Find the string "with" in the listing and report every line that has it.

Extracted records:
[Start]
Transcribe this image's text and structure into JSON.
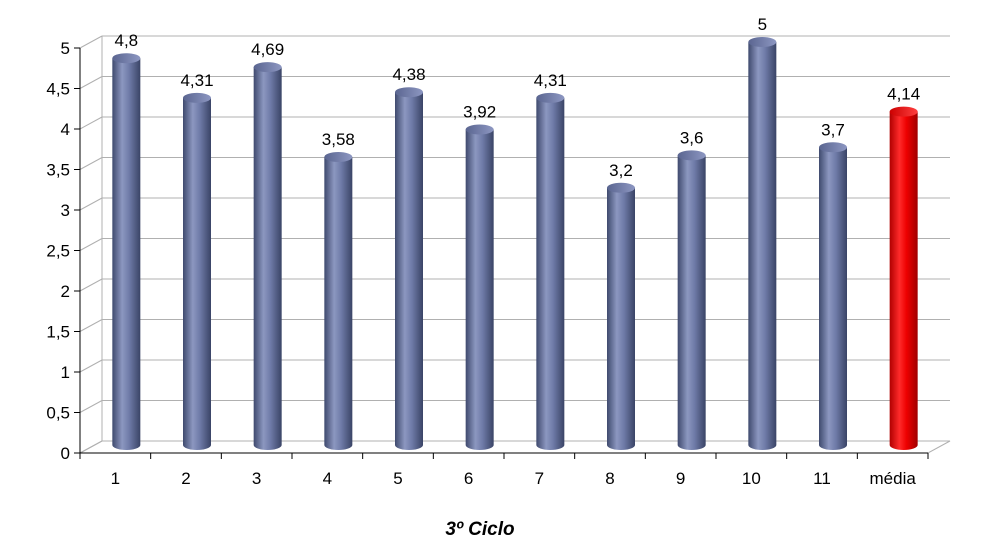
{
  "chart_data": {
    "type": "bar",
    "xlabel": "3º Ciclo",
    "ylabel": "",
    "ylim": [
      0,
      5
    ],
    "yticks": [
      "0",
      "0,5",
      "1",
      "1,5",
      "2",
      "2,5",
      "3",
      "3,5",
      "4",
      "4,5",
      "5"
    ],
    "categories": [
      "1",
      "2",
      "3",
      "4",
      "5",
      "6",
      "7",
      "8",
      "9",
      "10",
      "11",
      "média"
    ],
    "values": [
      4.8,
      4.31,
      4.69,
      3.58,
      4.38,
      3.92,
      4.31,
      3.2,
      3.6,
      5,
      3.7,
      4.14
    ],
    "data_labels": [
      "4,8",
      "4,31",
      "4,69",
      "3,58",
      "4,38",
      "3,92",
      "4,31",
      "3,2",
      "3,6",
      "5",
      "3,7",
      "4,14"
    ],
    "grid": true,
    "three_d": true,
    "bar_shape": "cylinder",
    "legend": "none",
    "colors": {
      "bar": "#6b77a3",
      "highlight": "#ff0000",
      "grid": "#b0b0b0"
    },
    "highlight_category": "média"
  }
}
[End]
[Start]
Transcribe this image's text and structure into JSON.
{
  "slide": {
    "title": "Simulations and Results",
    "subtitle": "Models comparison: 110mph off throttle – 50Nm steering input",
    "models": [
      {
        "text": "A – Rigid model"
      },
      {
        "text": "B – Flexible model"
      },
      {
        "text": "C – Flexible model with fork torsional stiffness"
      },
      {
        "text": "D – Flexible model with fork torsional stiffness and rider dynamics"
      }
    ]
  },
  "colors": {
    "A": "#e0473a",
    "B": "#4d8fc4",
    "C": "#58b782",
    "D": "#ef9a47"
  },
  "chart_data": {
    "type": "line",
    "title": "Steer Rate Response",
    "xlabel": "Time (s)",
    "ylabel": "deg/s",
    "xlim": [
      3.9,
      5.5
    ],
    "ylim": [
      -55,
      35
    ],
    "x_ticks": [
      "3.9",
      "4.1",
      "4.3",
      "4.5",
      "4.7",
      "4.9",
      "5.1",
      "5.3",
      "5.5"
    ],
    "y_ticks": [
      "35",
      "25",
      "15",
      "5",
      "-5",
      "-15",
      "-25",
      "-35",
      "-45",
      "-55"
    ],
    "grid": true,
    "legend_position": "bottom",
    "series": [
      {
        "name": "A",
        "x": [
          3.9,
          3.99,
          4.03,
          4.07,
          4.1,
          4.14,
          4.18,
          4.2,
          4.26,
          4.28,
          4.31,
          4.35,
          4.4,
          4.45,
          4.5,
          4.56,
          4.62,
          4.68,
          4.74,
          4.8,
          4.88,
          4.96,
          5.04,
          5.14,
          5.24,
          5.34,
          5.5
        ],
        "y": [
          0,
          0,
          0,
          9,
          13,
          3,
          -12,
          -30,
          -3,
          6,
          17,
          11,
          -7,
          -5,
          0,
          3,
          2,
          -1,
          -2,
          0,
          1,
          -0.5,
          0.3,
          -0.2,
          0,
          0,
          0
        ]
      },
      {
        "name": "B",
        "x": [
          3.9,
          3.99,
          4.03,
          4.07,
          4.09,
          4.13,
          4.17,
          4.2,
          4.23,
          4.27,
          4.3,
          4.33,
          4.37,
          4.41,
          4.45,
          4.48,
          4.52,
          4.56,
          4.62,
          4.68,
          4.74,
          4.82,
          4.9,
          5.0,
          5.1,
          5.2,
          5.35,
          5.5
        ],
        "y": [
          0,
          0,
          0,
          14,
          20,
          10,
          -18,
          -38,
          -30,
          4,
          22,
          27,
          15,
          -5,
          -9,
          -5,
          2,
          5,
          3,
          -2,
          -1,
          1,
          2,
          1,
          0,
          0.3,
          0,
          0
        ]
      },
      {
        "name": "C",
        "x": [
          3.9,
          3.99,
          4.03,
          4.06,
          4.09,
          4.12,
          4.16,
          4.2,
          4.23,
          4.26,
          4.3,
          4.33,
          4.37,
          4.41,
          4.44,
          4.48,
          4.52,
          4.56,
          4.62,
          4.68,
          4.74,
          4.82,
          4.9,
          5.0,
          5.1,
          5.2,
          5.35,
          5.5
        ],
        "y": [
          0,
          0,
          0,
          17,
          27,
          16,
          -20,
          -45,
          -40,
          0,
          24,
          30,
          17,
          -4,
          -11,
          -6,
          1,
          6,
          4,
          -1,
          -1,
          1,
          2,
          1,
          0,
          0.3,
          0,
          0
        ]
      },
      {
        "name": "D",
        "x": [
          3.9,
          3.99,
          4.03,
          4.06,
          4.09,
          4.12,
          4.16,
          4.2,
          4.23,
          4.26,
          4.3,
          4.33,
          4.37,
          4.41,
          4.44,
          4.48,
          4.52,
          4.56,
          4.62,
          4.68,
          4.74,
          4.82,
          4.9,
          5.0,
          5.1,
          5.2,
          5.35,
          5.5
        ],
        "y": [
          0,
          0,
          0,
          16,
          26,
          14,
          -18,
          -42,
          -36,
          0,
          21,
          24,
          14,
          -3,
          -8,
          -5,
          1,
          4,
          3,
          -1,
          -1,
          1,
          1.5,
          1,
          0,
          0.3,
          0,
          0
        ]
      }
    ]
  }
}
[End]
Solution to the problem:
        "text": "C – Flexible model with fork torsional stiffness"
        "text": "D – Flexible model with fork torsional stiffness and rider dynamics"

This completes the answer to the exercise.